■ **TO BE DONE**
Quote every line of the listing below word for word.

[Excerpt from a dataset]
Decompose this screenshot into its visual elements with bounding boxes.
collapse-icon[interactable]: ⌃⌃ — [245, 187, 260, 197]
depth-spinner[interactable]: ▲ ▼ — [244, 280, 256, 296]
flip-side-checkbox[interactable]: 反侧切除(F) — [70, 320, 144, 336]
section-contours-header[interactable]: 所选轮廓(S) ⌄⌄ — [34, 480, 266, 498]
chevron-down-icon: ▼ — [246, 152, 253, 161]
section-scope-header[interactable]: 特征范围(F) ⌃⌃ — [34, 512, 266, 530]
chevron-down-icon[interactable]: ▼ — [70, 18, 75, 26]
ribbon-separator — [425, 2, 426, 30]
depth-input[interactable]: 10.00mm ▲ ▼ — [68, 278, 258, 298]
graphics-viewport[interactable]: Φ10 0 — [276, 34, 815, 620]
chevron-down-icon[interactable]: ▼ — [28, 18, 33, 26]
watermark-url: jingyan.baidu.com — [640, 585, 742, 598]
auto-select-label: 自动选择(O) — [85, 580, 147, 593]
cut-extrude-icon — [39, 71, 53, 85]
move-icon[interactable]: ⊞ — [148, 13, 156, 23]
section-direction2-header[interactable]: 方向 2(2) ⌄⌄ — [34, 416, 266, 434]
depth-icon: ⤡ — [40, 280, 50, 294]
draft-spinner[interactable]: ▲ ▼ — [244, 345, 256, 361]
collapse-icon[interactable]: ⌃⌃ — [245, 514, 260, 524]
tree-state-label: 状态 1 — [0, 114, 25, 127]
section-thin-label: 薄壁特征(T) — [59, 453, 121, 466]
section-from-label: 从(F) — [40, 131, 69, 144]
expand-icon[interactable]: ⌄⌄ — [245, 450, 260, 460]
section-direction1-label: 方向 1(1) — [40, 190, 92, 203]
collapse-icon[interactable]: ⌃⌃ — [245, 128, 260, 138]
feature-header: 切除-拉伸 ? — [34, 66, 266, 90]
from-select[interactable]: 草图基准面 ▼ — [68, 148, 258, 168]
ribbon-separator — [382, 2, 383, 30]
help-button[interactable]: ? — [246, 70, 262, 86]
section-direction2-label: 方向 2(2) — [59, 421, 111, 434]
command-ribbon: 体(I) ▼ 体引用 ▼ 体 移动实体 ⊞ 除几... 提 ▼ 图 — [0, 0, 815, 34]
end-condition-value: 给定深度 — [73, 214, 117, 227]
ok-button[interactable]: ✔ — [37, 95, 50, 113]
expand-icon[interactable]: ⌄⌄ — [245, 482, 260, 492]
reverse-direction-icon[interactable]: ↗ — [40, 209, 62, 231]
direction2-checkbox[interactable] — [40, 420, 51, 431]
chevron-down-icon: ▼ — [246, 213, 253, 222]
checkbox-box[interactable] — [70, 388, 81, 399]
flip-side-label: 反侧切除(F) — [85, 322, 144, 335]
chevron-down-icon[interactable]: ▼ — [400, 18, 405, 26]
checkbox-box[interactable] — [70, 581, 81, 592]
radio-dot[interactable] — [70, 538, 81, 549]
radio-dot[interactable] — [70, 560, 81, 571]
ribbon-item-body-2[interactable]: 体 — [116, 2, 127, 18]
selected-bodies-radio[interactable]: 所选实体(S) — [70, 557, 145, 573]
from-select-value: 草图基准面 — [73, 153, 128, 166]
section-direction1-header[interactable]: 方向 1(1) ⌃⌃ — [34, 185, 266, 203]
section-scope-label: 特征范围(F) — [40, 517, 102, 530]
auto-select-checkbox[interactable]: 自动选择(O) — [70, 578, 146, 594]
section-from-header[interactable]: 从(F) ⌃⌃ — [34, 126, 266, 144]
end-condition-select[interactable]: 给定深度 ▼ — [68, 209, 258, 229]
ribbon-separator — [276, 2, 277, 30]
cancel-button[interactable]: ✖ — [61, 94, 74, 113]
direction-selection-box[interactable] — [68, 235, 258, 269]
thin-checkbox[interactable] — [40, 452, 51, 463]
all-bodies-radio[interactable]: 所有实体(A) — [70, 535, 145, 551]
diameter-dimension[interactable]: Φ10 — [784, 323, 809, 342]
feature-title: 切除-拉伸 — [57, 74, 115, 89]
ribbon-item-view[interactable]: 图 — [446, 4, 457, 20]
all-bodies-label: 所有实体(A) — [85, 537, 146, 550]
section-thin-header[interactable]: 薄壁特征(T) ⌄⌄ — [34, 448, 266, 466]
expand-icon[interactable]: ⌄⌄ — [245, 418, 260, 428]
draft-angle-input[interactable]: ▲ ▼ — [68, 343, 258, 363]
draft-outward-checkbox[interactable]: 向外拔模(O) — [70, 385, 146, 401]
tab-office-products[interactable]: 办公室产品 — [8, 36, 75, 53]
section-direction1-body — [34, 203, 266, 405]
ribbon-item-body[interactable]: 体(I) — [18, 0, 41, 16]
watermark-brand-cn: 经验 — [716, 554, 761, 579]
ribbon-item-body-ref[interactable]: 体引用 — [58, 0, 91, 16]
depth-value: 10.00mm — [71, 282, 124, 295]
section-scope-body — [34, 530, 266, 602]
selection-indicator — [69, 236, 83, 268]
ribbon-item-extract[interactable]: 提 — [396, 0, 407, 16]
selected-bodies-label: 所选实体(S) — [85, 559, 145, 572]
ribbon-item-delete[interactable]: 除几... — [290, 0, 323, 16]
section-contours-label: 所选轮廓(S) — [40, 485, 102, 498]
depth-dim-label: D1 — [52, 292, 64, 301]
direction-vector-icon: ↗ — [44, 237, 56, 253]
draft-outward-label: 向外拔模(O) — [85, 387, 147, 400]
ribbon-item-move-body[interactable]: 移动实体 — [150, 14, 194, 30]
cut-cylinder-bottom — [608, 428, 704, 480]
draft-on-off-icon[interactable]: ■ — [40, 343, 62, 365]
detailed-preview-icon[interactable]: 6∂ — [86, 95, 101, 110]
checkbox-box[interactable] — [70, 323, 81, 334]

■ **FINAL RESULT**
Decompose this screenshot into its visual elements with bounding boxes.
collapse-icon[interactable]: ⌃⌃ — [245, 187, 260, 197]
depth-spinner[interactable]: ▲ ▼ — [244, 280, 256, 296]
flip-side-checkbox[interactable]: 反侧切除(F) — [70, 320, 144, 336]
section-contours-header[interactable]: 所选轮廓(S) ⌄⌄ — [34, 480, 266, 498]
chevron-down-icon: ▼ — [246, 152, 253, 161]
section-scope-header[interactable]: 特征范围(F) ⌃⌃ — [34, 512, 266, 530]
chevron-down-icon[interactable]: ▼ — [70, 18, 75, 26]
ribbon-separator — [425, 2, 426, 30]
depth-input[interactable]: 10.00mm ▲ ▼ — [68, 278, 258, 298]
graphics-viewport[interactable]: Φ10 0 — [276, 34, 815, 620]
chevron-down-icon[interactable]: ▼ — [28, 18, 33, 26]
watermark-url: jingyan.baidu.com — [640, 585, 742, 598]
auto-select-label: 自动选择(O) — [85, 580, 147, 593]
cut-extrude-icon — [39, 71, 53, 85]
move-icon[interactable]: ⊞ — [148, 13, 156, 23]
section-direction2-header[interactable]: 方向 2(2) ⌄⌄ — [34, 416, 266, 434]
depth-icon: ⤡ — [40, 280, 50, 294]
draft-spinner[interactable]: ▲ ▼ — [244, 345, 256, 361]
collapse-icon[interactable]: ⌃⌃ — [245, 514, 260, 524]
tree-state-label: 状态 1 — [0, 114, 25, 127]
section-thin-label: 薄壁特征(T) — [59, 453, 121, 466]
section-from-label: 从(F) — [40, 131, 69, 144]
expand-icon[interactable]: ⌄⌄ — [245, 450, 260, 460]
section-direction1-label: 方向 1(1) — [40, 190, 92, 203]
collapse-icon[interactable]: ⌃⌃ — [245, 128, 260, 138]
feature-header: 切除-拉伸 ? — [34, 66, 266, 90]
from-select[interactable]: 草图基准面 ▼ — [68, 148, 258, 168]
ribbon-separator — [382, 2, 383, 30]
help-button[interactable]: ? — [246, 70, 262, 86]
section-direction2-label: 方向 2(2) — [59, 421, 111, 434]
command-ribbon: 体(I) ▼ 体引用 ▼ 体 移动实体 ⊞ 除几... 提 ▼ 图 — [0, 0, 815, 34]
end-condition-value: 给定深度 — [73, 214, 117, 227]
ok-button[interactable]: ✔ — [37, 95, 50, 113]
expand-icon[interactable]: ⌄⌄ — [245, 482, 260, 492]
reverse-direction-icon[interactable]: ↗ — [40, 209, 62, 231]
direction2-checkbox[interactable] — [40, 420, 51, 431]
chevron-down-icon: ▼ — [246, 213, 253, 222]
checkbox-box[interactable] — [70, 388, 81, 399]
flip-side-label: 反侧切除(F) — [85, 322, 144, 335]
chevron-down-icon[interactable]: ▼ — [400, 18, 405, 26]
checkbox-box[interactable] — [70, 581, 81, 592]
radio-dot[interactable] — [70, 538, 81, 549]
radio-dot[interactable] — [70, 560, 81, 571]
ribbon-item-body-2[interactable]: 体 — [116, 2, 127, 18]
selected-bodies-radio[interactable]: 所选实体(S) — [70, 557, 145, 573]
from-select-value: 草图基准面 — [73, 153, 128, 166]
section-direction1-header[interactable]: 方向 1(1) ⌃⌃ — [34, 185, 266, 203]
section-scope-label: 特征范围(F) — [40, 517, 102, 530]
auto-select-checkbox[interactable]: 自动选择(O) — [70, 578, 146, 594]
section-from-header[interactable]: 从(F) ⌃⌃ — [34, 126, 266, 144]
end-condition-select[interactable]: 给定深度 ▼ — [68, 209, 258, 229]
ribbon-separator — [276, 2, 277, 30]
cancel-button[interactable]: ✖ — [61, 94, 74, 113]
direction-selection-box[interactable] — [68, 235, 258, 269]
thin-checkbox[interactable] — [40, 452, 51, 463]
all-bodies-radio[interactable]: 所有实体(A) — [70, 535, 145, 551]
diameter-dimension[interactable]: Φ10 — [784, 323, 809, 342]
feature-title: 切除-拉伸 — [57, 74, 115, 89]
ribbon-item-view[interactable]: 图 — [446, 4, 457, 20]
all-bodies-label: 所有实体(A) — [85, 537, 146, 550]
section-thin-header[interactable]: 薄壁特征(T) ⌄⌄ — [34, 448, 266, 466]
expand-icon[interactable]: ⌄⌄ — [245, 418, 260, 428]
draft-angle-input[interactable]: ▲ ▼ — [68, 343, 258, 363]
draft-outward-checkbox[interactable]: 向外拔模(O) — [70, 385, 146, 401]
tab-office-products[interactable]: 办公室产品 — [8, 36, 75, 53]
section-direction1-body — [34, 203, 266, 405]
ribbon-item-body[interactable]: 体(I) — [18, 0, 41, 16]
watermark-brand-cn: 经验 — [716, 554, 761, 579]
ribbon-item-body-ref[interactable]: 体引用 — [58, 0, 91, 16]
depth-value: 10.00mm — [71, 282, 124, 295]
section-scope-body — [34, 530, 266, 602]
selection-indicator — [69, 236, 83, 268]
ribbon-item-extract[interactable]: 提 — [396, 0, 407, 16]
selected-bodies-label: 所选实体(S) — [85, 559, 145, 572]
ribbon-item-delete[interactable]: 除几... — [290, 0, 323, 16]
section-contours-label: 所选轮廓(S) — [40, 485, 102, 498]
depth-dim-label: D1 — [52, 292, 64, 301]
direction-vector-icon: ↗ — [44, 237, 56, 253]
draft-outward-label: 向外拔模(O) — [85, 387, 147, 400]
ribbon-item-move-body[interactable]: 移动实体 — [150, 14, 194, 30]
cut-cylinder-bottom — [608, 428, 704, 480]
draft-on-off-icon[interactable]: ■ — [40, 343, 62, 365]
detailed-preview-icon[interactable]: 6∂ — [86, 95, 101, 110]
checkbox-box[interactable] — [70, 323, 81, 334]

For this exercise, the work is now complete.